**Exercise objective**
Tally the lines below that contain "tidigare". The number is the whole answer.
■ ■ ■ ■ ■ ■ ■
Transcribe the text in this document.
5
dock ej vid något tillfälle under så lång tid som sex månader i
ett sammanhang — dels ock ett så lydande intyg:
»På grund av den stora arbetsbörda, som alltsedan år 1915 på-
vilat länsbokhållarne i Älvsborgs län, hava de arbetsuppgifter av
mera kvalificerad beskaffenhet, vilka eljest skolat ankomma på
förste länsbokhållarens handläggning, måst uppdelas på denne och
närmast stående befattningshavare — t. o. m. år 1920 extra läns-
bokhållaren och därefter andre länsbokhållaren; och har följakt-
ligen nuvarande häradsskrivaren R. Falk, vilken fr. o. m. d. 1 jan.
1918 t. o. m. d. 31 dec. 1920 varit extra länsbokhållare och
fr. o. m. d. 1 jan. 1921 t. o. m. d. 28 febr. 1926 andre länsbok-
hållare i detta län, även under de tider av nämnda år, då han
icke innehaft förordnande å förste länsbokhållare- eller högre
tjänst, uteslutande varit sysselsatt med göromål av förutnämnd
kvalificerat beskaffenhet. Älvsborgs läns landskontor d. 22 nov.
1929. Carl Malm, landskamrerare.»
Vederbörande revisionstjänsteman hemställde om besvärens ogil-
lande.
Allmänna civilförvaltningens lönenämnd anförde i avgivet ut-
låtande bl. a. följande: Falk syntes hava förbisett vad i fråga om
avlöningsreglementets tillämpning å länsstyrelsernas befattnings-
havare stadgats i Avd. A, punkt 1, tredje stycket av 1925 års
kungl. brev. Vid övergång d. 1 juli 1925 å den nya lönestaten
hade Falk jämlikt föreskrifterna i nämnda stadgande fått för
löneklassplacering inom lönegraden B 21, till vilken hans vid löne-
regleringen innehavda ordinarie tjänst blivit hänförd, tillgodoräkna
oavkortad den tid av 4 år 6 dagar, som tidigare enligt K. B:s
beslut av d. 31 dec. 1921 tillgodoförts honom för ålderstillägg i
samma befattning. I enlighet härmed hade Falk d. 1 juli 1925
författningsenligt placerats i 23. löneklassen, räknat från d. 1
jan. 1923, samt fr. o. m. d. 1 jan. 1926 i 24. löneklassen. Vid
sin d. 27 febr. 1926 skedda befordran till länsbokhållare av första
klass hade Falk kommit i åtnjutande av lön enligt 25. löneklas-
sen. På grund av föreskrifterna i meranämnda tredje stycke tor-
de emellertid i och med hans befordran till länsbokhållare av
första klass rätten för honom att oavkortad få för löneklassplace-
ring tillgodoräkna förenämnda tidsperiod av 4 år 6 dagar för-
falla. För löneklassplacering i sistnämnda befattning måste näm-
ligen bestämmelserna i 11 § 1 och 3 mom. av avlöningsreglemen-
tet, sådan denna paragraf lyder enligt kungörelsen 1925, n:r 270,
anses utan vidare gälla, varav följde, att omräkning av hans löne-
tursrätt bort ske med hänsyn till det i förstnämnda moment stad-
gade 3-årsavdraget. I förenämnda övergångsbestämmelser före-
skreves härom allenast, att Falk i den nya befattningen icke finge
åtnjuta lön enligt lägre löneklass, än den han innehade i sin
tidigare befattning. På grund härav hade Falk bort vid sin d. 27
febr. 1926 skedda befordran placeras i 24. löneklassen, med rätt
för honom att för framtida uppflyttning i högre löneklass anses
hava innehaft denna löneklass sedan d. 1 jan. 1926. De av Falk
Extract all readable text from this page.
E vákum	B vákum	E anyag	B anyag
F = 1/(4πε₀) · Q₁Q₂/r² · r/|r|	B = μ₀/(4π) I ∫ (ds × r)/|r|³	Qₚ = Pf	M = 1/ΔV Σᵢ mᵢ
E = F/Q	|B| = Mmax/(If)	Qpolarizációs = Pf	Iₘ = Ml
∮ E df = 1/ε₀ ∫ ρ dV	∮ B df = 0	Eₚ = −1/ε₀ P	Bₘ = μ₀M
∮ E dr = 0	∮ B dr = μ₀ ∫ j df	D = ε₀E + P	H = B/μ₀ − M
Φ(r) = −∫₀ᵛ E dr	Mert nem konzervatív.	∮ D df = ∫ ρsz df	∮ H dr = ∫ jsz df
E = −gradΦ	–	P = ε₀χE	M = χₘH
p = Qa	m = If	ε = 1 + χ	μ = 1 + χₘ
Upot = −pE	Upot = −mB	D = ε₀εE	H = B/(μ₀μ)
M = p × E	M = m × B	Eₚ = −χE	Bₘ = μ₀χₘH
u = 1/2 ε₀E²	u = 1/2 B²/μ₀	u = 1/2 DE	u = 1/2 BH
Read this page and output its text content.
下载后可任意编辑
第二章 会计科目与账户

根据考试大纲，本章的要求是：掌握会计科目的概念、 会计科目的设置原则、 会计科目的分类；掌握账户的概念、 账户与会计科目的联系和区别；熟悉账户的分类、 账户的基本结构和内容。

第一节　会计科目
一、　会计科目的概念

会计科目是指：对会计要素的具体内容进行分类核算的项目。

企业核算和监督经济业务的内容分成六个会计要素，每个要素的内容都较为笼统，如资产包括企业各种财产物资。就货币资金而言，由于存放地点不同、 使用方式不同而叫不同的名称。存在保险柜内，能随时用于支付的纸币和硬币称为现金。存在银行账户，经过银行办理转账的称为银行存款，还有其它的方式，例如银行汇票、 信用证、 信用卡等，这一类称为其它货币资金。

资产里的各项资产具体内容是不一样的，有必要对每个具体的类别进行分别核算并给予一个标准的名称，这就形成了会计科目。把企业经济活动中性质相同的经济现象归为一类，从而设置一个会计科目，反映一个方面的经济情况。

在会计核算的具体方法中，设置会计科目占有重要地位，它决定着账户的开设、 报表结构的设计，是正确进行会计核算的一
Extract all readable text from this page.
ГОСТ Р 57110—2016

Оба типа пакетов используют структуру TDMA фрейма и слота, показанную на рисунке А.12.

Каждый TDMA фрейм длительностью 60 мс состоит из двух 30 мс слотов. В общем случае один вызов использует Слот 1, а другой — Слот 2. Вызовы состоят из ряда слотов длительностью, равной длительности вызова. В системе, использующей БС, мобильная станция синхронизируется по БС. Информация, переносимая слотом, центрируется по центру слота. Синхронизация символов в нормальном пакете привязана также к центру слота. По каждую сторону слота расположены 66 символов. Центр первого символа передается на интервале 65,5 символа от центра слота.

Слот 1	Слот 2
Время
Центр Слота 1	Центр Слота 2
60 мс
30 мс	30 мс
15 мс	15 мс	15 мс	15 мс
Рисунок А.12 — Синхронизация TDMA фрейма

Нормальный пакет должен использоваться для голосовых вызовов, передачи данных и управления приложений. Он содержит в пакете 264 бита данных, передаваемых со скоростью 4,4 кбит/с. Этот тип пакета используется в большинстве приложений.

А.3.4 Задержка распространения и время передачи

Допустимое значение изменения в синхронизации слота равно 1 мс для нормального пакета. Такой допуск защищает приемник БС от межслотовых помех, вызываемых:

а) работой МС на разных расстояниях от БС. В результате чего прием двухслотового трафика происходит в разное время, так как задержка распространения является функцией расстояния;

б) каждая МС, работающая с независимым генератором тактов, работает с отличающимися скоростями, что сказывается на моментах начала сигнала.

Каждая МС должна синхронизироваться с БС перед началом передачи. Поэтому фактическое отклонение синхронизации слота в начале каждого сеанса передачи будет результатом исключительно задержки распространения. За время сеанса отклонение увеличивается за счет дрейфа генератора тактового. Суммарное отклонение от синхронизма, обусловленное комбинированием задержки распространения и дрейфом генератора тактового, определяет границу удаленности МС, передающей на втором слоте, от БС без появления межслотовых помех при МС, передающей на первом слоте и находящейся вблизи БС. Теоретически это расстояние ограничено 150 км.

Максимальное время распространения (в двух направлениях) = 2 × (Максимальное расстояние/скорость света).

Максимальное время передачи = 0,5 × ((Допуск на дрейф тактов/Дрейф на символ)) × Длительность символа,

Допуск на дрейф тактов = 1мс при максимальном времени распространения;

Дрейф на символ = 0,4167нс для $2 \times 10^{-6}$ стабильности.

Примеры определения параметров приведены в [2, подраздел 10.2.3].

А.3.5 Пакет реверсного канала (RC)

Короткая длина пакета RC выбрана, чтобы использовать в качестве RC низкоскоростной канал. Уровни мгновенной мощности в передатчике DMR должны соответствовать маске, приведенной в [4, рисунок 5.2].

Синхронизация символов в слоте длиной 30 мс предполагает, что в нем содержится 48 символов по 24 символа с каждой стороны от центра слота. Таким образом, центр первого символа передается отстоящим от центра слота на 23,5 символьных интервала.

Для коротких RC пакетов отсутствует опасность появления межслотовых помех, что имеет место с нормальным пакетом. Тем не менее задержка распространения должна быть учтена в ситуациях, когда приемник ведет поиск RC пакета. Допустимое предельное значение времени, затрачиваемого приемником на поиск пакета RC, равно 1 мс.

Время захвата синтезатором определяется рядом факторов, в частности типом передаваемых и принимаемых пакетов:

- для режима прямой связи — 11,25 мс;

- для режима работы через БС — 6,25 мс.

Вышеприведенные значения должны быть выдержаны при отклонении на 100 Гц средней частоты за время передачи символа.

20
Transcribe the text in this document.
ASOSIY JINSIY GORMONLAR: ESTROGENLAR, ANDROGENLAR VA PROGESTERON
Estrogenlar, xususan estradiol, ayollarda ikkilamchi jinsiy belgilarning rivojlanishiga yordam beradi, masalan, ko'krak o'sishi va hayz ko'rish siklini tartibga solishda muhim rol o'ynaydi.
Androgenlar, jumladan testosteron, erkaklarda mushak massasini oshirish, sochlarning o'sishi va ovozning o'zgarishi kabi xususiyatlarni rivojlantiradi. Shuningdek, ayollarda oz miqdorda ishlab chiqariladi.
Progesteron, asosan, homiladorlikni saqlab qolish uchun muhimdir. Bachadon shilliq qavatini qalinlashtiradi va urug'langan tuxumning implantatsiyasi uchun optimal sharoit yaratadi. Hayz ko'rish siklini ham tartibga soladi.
■ ■ ■ ■ ■ ■ ■
**Task response**
2